### Exercise
Search the listing below for the string "půdorysů" and show each line that contains it.

### Material

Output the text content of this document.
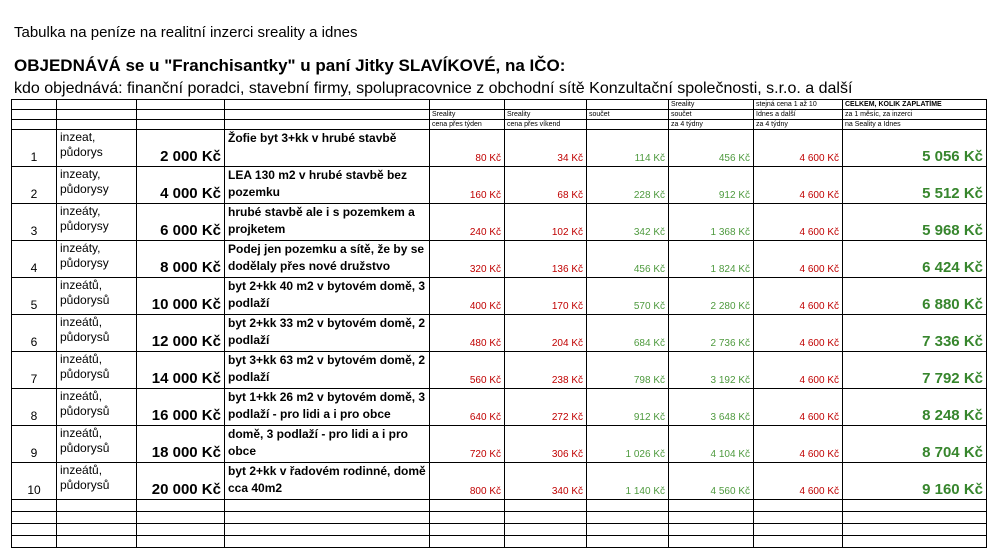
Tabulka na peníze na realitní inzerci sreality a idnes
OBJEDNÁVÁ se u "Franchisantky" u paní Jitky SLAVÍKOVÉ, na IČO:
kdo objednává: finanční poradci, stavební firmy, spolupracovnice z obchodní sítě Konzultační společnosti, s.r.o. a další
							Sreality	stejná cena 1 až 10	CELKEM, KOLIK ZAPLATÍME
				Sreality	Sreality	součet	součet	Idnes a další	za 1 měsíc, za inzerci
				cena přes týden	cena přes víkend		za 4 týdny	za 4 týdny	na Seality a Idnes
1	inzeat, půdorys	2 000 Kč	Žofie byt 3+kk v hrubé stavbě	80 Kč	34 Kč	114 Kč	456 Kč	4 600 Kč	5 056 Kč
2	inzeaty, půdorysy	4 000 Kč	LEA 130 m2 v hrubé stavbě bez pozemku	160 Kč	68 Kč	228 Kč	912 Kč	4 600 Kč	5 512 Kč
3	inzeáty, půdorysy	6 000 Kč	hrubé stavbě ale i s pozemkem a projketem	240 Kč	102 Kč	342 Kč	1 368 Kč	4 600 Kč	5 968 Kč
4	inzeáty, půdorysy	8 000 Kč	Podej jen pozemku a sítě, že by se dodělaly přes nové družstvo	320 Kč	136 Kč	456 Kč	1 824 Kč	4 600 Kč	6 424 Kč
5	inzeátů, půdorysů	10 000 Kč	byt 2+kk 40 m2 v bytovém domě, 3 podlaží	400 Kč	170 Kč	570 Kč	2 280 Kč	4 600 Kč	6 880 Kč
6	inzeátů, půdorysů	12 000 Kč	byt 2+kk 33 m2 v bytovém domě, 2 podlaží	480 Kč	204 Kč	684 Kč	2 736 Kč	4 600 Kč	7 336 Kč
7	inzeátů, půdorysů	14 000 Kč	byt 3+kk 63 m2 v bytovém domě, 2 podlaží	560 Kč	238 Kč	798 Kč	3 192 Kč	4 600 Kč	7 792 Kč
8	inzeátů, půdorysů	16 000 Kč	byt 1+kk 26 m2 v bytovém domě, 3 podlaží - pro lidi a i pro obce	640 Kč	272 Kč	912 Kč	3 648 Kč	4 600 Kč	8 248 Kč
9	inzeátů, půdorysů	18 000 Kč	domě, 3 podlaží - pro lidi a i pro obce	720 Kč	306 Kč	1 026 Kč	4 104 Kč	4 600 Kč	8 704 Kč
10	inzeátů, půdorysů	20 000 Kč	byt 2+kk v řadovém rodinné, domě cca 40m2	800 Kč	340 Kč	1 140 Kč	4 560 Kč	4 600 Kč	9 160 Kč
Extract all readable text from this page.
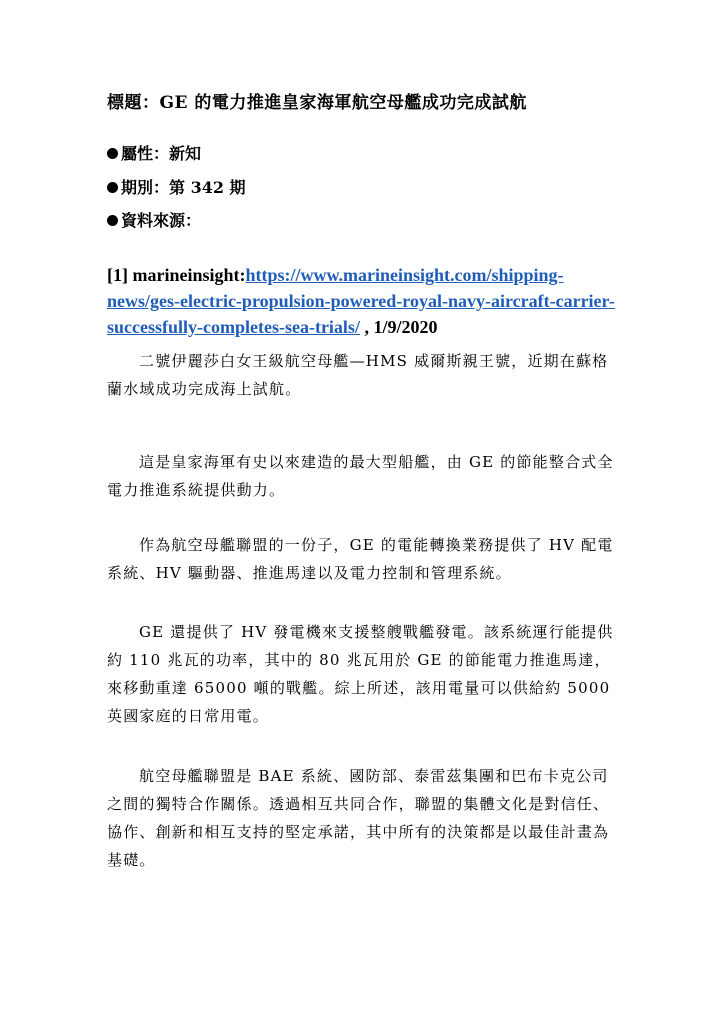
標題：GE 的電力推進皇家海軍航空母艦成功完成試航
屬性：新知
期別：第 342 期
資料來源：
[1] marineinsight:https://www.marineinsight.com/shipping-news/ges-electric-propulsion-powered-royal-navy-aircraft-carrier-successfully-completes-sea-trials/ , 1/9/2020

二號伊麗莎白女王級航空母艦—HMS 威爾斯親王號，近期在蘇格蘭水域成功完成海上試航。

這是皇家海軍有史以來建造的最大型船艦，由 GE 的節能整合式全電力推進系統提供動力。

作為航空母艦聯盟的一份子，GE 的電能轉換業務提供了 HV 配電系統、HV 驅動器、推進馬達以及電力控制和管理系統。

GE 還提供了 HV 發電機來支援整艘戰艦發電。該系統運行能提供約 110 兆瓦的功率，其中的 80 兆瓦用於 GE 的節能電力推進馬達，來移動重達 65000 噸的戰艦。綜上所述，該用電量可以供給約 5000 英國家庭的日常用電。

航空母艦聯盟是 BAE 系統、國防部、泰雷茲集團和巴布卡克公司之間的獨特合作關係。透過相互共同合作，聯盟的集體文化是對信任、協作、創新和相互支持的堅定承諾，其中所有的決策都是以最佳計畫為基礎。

### Answer to this exercise
5	inzeátů, půdorysů	10 000 Kč	byt 2+kk 40 m2 v bytovém domě, 3 podlaží	400 Kč	170 Kč	570 Kč	2 280 Kč	4 600 Kč	6 880 Kč
6	inzeátů, půdorysů	12 000 Kč	byt 2+kk 33 m2 v bytovém domě, 2 podlaží	480 Kč	204 Kč	684 Kč	2 736 Kč	4 600 Kč	7 336 Kč
7	inzeátů, půdorysů	14 000 Kč	byt 3+kk 63 m2 v bytovém domě, 2 podlaží	560 Kč	238 Kč	798 Kč	3 192 Kč	4 600 Kč	7 792 Kč
8	inzeátů, půdorysů	16 000 Kč	byt 1+kk 26 m2 v bytovém domě, 3 podlaží - pro lidi a i pro obce	640 Kč	272 Kč	912 Kč	3 648 Kč	4 600 Kč	8 248 Kč
9	inzeátů, půdorysů	18 000 Kč	domě, 3 podlaží - pro lidi a i pro obce	720 Kč	306 Kč	1 026 Kč	4 104 Kč	4 600 Kč	8 704 Kč
10	inzeátů, půdorysů	20 000 Kč	byt 2+kk v řadovém rodinné, domě cca 40m2	800 Kč	340 Kč	1 140 Kč	4 560 Kč	4 600 Kč	9 160 Kč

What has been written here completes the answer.